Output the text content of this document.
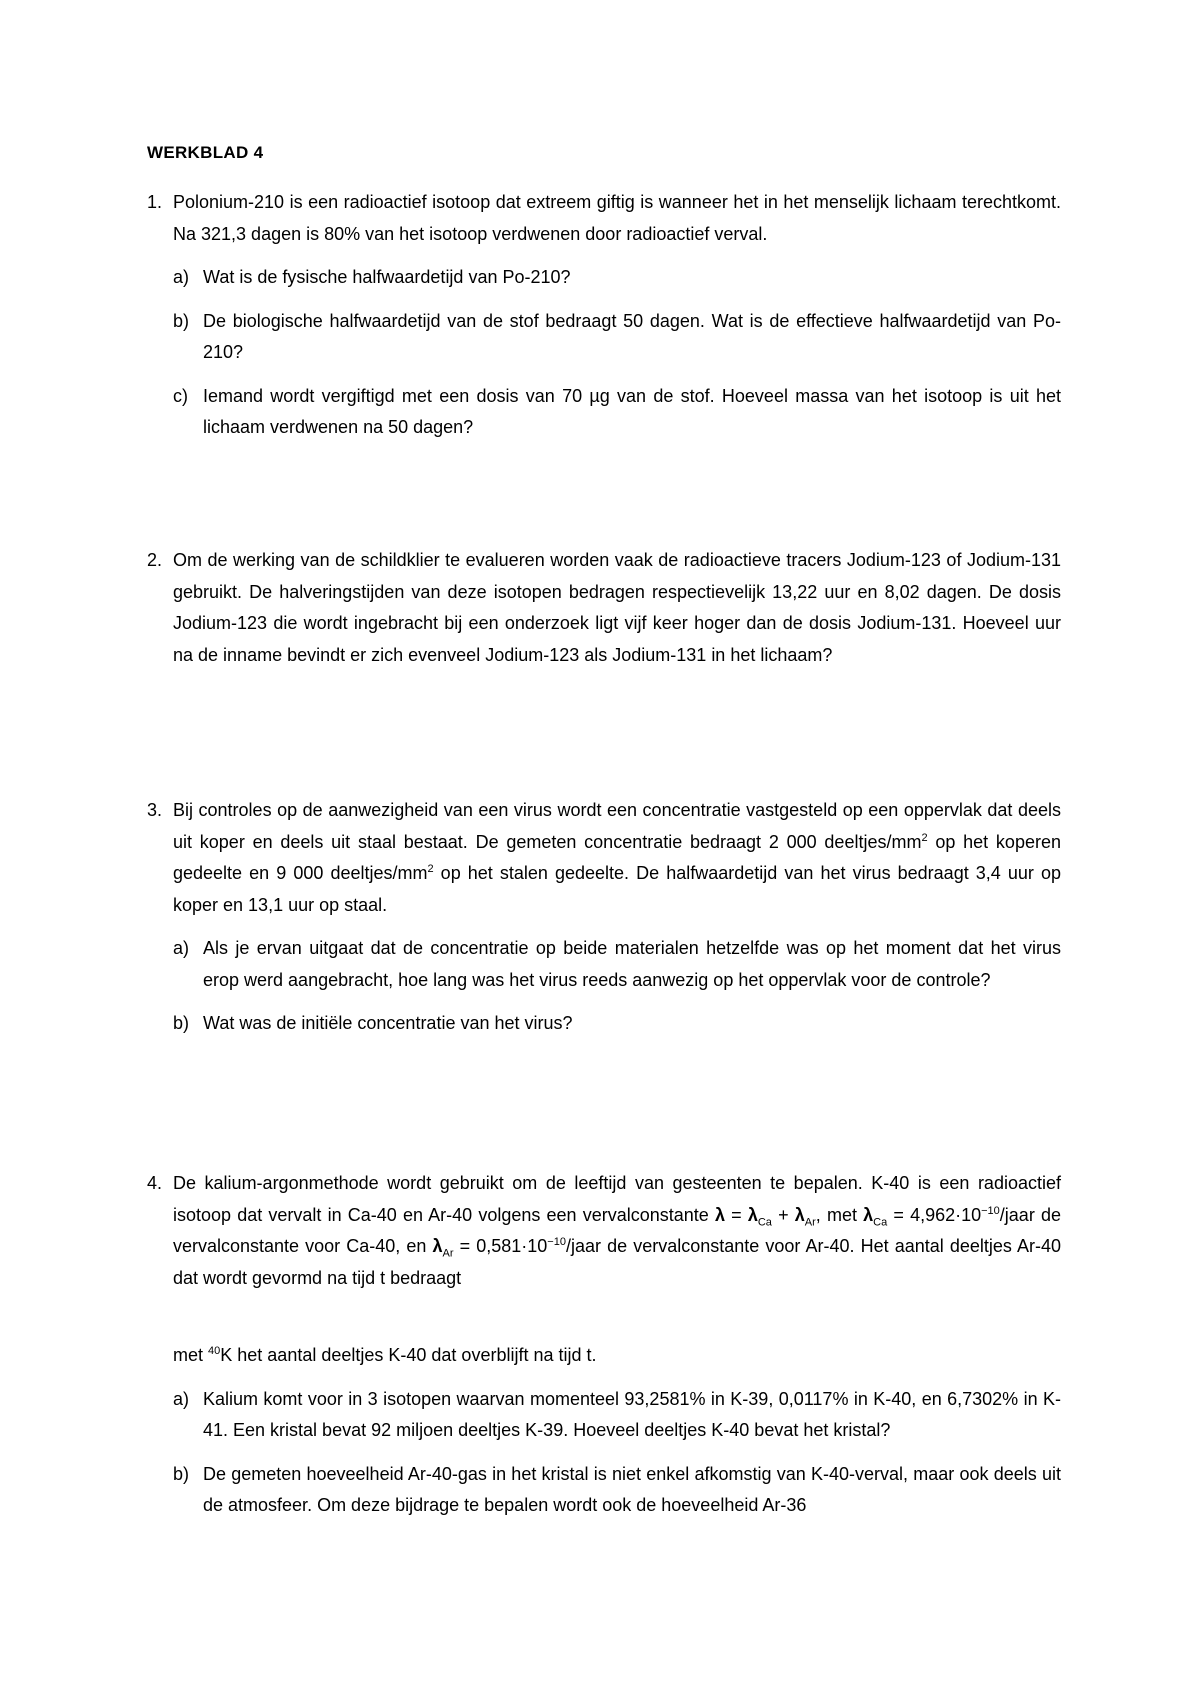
WERKBLAD 4
1. Polonium-210 is een radioactief isotoop dat extreem giftig is wanneer het in het menselijk lichaam terechtkomt. Na 321,3 dagen is 80% van het isotoop verdwenen door radioactief verval.
a) Wat is de fysische halfwaardetijd van Po-210?
b) De biologische halfwaardetijd van de stof bedraagt 50 dagen. Wat is de effectieve halfwaardetijd van Po-210?
c) Iemand wordt vergiftigd met een dosis van 70 µg van de stof. Hoeveel massa van het isotoop is uit het lichaam verdwenen na 50 dagen?
2. Om de werking van de schildklier te evalueren worden vaak de radioactieve tracers Jodium-123 of Jodium-131 gebruikt. De halveringstijden van deze isotopen bedragen respectievelijk 13,22 uur en 8,02 dagen. De dosis Jodium-123 die wordt ingebracht bij een onderzoek ligt vijf keer hoger dan de dosis Jodium-131. Hoeveel uur na de inname bevindt er zich evenveel Jodium-123 als Jodium-131 in het lichaam?
3. Bij controles op de aanwezigheid van een virus wordt een concentratie vastgesteld op een oppervlak dat deels uit koper en deels uit staal bestaat. De gemeten concentratie bedraagt 2 000 deeltjes/$mm^2$ op het koperen gedeelte en 9 000 deeltjes/$mm^2$ op het stalen gedeelte. De halfwaardetijd van het virus bedraagt 3,4 uur op koper en 13,1 uur op staal.
a) Als je ervan uitgaat dat de concentratie op beide materialen hetzelfde was op het moment dat het virus erop werd aangebracht, hoe lang was het virus reeds aanwezig op het oppervlak voor de controle?
b) Wat was de initiële concentratie van het virus?
4. De kalium-argonmethode wordt gebruikt om de leeftijd van gesteenten te bepalen. K-40 is een radioactief isotoop dat vervalt in Ca-40 en Ar-40 volgens een vervalconstante $\lambda = \lambda_{Ca} + \lambda_{Ar}$, met $\lambda_{Ca}$ = $4,962\cdot 10^{-10}$/jaar de vervalconstante voor Ca-40, en $\lambda_{Ar}$ = $0,581\cdot 10^{-10}$/jaar de vervalconstante voor Ar-40. Het aantal deeltjes Ar-40 dat wordt gevormd na tijd t bedraagt
met $^{40}$K het aantal deeltjes K-40 dat overblijft na tijd t.
a) Kalium komt voor in 3 isotopen waarvan momenteel 93,2581% in K-39, 0,0117% in K-40, en 6,7302% in K-41. Een kristal bevat 92 miljoen deeltjes K-39. Hoeveel deeltjes K-40 bevat het kristal?
b) De gemeten hoeveelheid Ar-40-gas in het kristal is niet enkel afkomstig van K-40-verval, maar ook deels uit de atmosfeer. Om deze bijdrage te bepalen wordt ook de hoeveelheid Ar-36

* * *

#### [EXERCISE INSTRUCTIONS]
Give the count of lines in the listing that hold "stof", and write nothing beyond it.

#### [ANSWER TO THE PROBLEM]
2